* WORK TO DO *
Every line in the listing is to be echoed verbatim.

* DATA SUPPLIED *

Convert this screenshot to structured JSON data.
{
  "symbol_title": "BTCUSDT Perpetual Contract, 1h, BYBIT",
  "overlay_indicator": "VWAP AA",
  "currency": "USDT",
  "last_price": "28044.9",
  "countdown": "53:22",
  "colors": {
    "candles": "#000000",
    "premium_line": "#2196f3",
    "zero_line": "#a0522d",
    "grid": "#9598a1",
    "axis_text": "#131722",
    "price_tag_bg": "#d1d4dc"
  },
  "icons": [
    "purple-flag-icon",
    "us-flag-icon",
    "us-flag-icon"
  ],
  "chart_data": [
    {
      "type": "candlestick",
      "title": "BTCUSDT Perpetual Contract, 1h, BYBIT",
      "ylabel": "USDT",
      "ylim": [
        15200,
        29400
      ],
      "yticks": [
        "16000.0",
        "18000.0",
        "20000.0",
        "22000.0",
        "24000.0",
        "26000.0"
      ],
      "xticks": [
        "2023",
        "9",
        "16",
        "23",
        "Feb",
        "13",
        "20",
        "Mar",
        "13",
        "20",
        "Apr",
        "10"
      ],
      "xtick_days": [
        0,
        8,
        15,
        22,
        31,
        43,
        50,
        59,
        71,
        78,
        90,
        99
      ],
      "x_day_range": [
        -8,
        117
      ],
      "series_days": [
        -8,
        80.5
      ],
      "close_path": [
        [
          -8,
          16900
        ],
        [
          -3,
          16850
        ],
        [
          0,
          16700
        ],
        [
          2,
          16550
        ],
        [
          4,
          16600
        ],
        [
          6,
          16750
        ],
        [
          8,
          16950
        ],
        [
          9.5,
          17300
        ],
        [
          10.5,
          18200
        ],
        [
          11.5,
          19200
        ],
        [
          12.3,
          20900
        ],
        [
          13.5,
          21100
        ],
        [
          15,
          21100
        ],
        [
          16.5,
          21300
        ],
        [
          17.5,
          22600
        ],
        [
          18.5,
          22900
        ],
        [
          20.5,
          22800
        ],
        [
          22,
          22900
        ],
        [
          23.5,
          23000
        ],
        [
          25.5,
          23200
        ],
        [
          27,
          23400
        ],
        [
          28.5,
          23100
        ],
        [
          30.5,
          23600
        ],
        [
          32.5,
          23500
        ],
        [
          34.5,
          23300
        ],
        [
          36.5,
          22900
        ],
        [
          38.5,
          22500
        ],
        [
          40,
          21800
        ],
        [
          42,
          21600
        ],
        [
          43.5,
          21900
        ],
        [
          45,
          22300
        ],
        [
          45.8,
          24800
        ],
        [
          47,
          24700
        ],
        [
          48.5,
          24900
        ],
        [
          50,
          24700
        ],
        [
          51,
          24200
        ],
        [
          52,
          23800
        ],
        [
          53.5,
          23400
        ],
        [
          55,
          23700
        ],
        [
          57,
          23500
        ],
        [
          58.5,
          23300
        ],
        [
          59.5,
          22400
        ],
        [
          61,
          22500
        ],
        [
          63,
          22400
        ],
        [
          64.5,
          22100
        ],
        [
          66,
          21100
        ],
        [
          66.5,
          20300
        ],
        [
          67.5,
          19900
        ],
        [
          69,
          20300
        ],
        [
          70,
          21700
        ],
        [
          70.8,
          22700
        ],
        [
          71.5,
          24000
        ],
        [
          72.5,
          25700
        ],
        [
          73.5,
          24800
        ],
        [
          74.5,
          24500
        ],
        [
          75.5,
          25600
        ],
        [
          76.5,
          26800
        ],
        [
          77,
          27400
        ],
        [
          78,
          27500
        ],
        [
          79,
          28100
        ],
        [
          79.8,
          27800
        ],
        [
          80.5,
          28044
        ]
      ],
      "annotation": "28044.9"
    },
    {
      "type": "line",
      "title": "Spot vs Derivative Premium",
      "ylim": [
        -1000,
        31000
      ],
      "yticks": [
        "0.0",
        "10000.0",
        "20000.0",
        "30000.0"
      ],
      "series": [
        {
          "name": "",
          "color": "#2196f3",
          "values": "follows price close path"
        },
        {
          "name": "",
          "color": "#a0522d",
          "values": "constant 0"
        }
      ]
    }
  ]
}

* EXERCISE RESULT *
Convert this screenshot to structured JSON data.
{
  "symbol_title": "BTCUSDT Perpetual Contract, 1h, BYBIT",
  "overlay_indicator": "VWAP AA",
  "currency": "USDT",
  "last_price": "28044.9",
  "countdown": "53:22",
  "colors": {
    "candles": "#000000",
    "premium_line": "#2196f3",
    "zero_line": "#a0522d",
    "grid": "#9598a1",
    "axis_text": "#131722",
    "price_tag_bg": "#d1d4dc"
  },
  "icons": [
    "purple-flag-icon",
    "us-flag-icon",
    "us-flag-icon"
  ],
  "chart_data": [
    {
      "type": "candlestick",
      "title": "BTCUSDT Perpetual Contract, 1h, BYBIT",
      "ylabel": "USDT",
      "ylim": [
        15200,
        29400
      ],
      "yticks": [
        "16000.0",
        "18000.0",
        "20000.0",
        "22000.0",
        "24000.0",
        "26000.0"
      ],
      "xticks": [
        "2023",
        "9",
        "16",
        "23",
        "Feb",
        "13",
        "20",
        "Mar",
        "13",
        "20",
        "Apr",
        "10"
      ],
      "xtick_days": [
        0,
        8,
        15,
        22,
        31,
        43,
        50,
        59,
        71,
        78,
        90,
        99
      ],
      "x_day_range": [
        -8,
        117
      ],
      "series_days": [
        -8,
        80.5
      ],
      "close_path": [
        [
          -8,
          16900
        ],
        [
          -3,
          16850
        ],
        [
          0,
          16700
        ],
        [
          2,
          16550
        ],
        [
          4,
          16600
        ],
        [
          6,
          16750
        ],
        [
          8,
          16950
        ],
        [
          9.5,
          17300
        ],
        [
          10.5,
          18200
        ],
        [
          11.5,
          19200
        ],
        [
          12.3,
          20900
        ],
        [
          13.5,
          21100
        ],
        [
          15,
          21100
        ],
        [
          16.5,
          21300
        ],
        [
          17.5,
          22600
        ],
        [
          18.5,
          22900
        ],
        [
          20.5,
          22800
        ],
        [
          22,
          22900
        ],
        [
          23.5,
          23000
        ],
        [
          25.5,
          23200
        ],
        [
          27,
          23400
        ],
        [
          28.5,
          23100
        ],
        [
          30.5,
          23600
        ],
        [
          32.5,
          23500
        ],
        [
          34.5,
          23300
        ],
        [
          36.5,
          22900
        ],
        [
          38.5,
          22500
        ],
        [
          40,
          21800
        ],
        [
          42,
          21600
        ],
        [
          43.5,
          21900
        ],
        [
          45,
          22300
        ],
        [
          45.8,
          24800
        ],
        [
          47,
          24700
        ],
        [
          48.5,
          24900
        ],
        [
          50,
          24700
        ],
        [
          51,
          24200
        ],
        [
          52,
          23800
        ],
        [
          53.5,
          23400
        ],
        [
          55,
          23700
        ],
        [
          57,
          23500
        ],
        [
          58.5,
          23300
        ],
        [
          59.5,
          22400
        ],
        [
          61,
          22500
        ],
        [
          63,
          22400
        ],
        [
          64.5,
          22100
        ],
        [
          66,
          21100
        ],
        [
          66.5,
          20300
        ],
        [
          67.5,
          19900
        ],
        [
          69,
          20300
        ],
        [
          70,
          21700
        ],
        [
          70.8,
          22700
        ],
        [
          71.5,
          24000
        ],
        [
          72.5,
          25700
        ],
        [
          73.5,
          24800
        ],
        [
          74.5,
          24500
        ],
        [
          75.5,
          25600
        ],
        [
          76.5,
          26800
        ],
        [
          77,
          27400
        ],
        [
          78,
          27500
        ],
        [
          79,
          28100
        ],
        [
          79.8,
          27800
        ],
        [
          80.5,
          28044
        ]
      ],
      "annotation": "28044.9"
    },
    {
      "type": "line",
      "title": "Spot vs Derivative Premium",
      "ylim": [
        -1000,
        31000
      ],
      "yticks": [
        "0.0",
        "10000.0",
        "20000.0",
        "30000.0"
      ],
      "series": [
        {
          "name": "",
          "color": "#2196f3",
          "values": "follows price close path"
        },
        {
          "name": "",
          "color": "#a0522d",
          "values": "constant 0"
        }
      ]
    }
  ]
}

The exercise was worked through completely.